- Task requirements
Present the data once more in exactly its original form.

>>>

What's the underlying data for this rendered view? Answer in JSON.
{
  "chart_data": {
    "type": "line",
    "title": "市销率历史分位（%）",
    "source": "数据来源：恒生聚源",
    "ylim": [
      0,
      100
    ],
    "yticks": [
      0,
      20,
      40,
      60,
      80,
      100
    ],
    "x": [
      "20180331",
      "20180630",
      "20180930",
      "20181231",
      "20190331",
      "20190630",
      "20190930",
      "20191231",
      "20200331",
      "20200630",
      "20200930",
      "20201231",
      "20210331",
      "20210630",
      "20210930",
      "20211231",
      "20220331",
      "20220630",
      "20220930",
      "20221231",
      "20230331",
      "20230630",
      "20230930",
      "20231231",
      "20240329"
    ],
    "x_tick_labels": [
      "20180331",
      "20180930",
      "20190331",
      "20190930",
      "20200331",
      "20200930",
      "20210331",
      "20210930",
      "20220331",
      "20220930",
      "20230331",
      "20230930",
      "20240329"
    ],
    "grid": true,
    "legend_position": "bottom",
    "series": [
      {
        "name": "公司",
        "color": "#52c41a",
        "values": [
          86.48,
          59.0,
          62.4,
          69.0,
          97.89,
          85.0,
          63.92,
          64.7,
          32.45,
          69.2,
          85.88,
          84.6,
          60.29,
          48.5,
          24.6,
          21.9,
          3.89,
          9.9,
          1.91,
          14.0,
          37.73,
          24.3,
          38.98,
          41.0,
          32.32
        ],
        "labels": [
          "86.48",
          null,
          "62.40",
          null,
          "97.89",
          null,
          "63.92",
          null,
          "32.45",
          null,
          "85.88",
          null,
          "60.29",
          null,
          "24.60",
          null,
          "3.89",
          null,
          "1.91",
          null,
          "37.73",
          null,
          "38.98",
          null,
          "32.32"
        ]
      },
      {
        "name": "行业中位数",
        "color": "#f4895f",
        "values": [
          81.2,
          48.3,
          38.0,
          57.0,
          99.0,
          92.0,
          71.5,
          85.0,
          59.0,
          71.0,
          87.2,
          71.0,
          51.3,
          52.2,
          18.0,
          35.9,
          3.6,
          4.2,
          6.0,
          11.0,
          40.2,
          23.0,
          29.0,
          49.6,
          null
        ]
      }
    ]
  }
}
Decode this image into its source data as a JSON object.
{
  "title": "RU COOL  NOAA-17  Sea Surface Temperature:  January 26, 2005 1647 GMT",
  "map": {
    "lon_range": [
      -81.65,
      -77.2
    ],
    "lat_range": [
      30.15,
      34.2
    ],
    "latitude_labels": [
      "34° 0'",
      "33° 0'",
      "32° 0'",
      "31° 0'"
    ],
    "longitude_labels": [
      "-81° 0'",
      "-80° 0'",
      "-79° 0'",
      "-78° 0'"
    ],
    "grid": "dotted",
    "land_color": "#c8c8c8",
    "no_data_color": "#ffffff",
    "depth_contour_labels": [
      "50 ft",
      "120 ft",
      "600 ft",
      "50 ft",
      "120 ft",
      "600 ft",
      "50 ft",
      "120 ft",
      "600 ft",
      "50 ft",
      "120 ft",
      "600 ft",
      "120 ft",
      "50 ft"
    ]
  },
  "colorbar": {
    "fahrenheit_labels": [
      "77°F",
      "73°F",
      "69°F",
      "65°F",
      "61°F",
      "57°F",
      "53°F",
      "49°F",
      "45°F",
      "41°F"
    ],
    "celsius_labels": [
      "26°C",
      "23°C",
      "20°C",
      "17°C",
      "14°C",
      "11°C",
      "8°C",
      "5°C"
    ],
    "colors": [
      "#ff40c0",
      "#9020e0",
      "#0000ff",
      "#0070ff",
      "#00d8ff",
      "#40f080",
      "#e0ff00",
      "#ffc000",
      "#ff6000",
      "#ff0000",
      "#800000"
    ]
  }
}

<<<

- Result of the task
What's the underlying data for this rendered view? Answer in JSON.
{
  "chart_data": {
    "type": "line",
    "title": "市销率历史分位（%）",
    "source": "数据来源：恒生聚源",
    "ylim": [
      0,
      100
    ],
    "yticks": [
      0,
      20,
      40,
      60,
      80,
      100
    ],
    "x": [
      "20180331",
      "20180630",
      "20180930",
      "20181231",
      "20190331",
      "20190630",
      "20190930",
      "20191231",
      "20200331",
      "20200630",
      "20200930",
      "20201231",
      "20210331",
      "20210630",
      "20210930",
      "20211231",
      "20220331",
      "20220630",
      "20220930",
      "20221231",
      "20230331",
      "20230630",
      "20230930",
      "20231231",
      "20240329"
    ],
    "x_tick_labels": [
      "20180331",
      "20180930",
      "20190331",
      "20190930",
      "20200331",
      "20200930",
      "20210331",
      "20210930",
      "20220331",
      "20220930",
      "20230331",
      "20230930",
      "20240329"
    ],
    "grid": true,
    "legend_position": "bottom",
    "series": [
      {
        "name": "公司",
        "color": "#52c41a",
        "values": [
          86.48,
          59.0,
          62.4,
          69.0,
          97.89,
          85.0,
          63.92,
          64.7,
          32.45,
          69.2,
          85.88,
          84.6,
          60.29,
          48.5,
          24.6,
          21.9,
          3.89,
          9.9,
          1.91,
          14.0,
          37.73,
          24.3,
          38.98,
          41.0,
          32.32
        ],
        "labels": [
          "86.48",
          null,
          "62.40",
          null,
          "97.89",
          null,
          "63.92",
          null,
          "32.45",
          null,
          "85.88",
          null,
          "60.29",
          null,
          "24.60",
          null,
          "3.89",
          null,
          "1.91",
          null,
          "37.73",
          null,
          "38.98",
          null,
          "32.32"
        ]
      },
      {
        "name": "行业中位数",
        "color": "#f4895f",
        "values": [
          81.2,
          48.3,
          38.0,
          57.0,
          99.0,
          92.0,
          71.5,
          85.0,
          59.0,
          71.0,
          87.2,
          71.0,
          51.3,
          52.2,
          18.0,
          35.9,
          3.6,
          4.2,
          6.0,
          11.0,
          40.2,
          23.0,
          29.0,
          49.6,
          null
        ]
      }
    ]
  }
}
Decode this image into its source data as a JSON object.
{
  "title": "RU COOL  NOAA-17  Sea Surface Temperature:  January 26, 2005 1647 GMT",
  "map": {
    "lon_range": [
      -81.65,
      -77.2
    ],
    "lat_range": [
      30.15,
      34.2
    ],
    "latitude_labels": [
      "34° 0'",
      "33° 0'",
      "32° 0'",
      "31° 0'"
    ],
    "longitude_labels": [
      "-81° 0'",
      "-80° 0'",
      "-79° 0'",
      "-78° 0'"
    ],
    "grid": "dotted",
    "land_color": "#c8c8c8",
    "no_data_color": "#ffffff",
    "depth_contour_labels": [
      "50 ft",
      "120 ft",
      "600 ft",
      "50 ft",
      "120 ft",
      "600 ft",
      "50 ft",
      "120 ft",
      "600 ft",
      "50 ft",
      "120 ft",
      "600 ft",
      "120 ft",
      "50 ft"
    ]
  },
  "colorbar": {
    "fahrenheit_labels": [
      "77°F",
      "73°F",
      "69°F",
      "65°F",
      "61°F",
      "57°F",
      "53°F",
      "49°F",
      "45°F",
      "41°F"
    ],
    "celsius_labels": [
      "26°C",
      "23°C",
      "20°C",
      "17°C",
      "14°C",
      "11°C",
      "8°C",
      "5°C"
    ],
    "colors": [
      "#ff40c0",
      "#9020e0",
      "#0000ff",
      "#0070ff",
      "#00d8ff",
      "#40f080",
      "#e0ff00",
      "#ffc000",
      "#ff6000",
      "#ff0000",
      "#800000"
    ]
  }
}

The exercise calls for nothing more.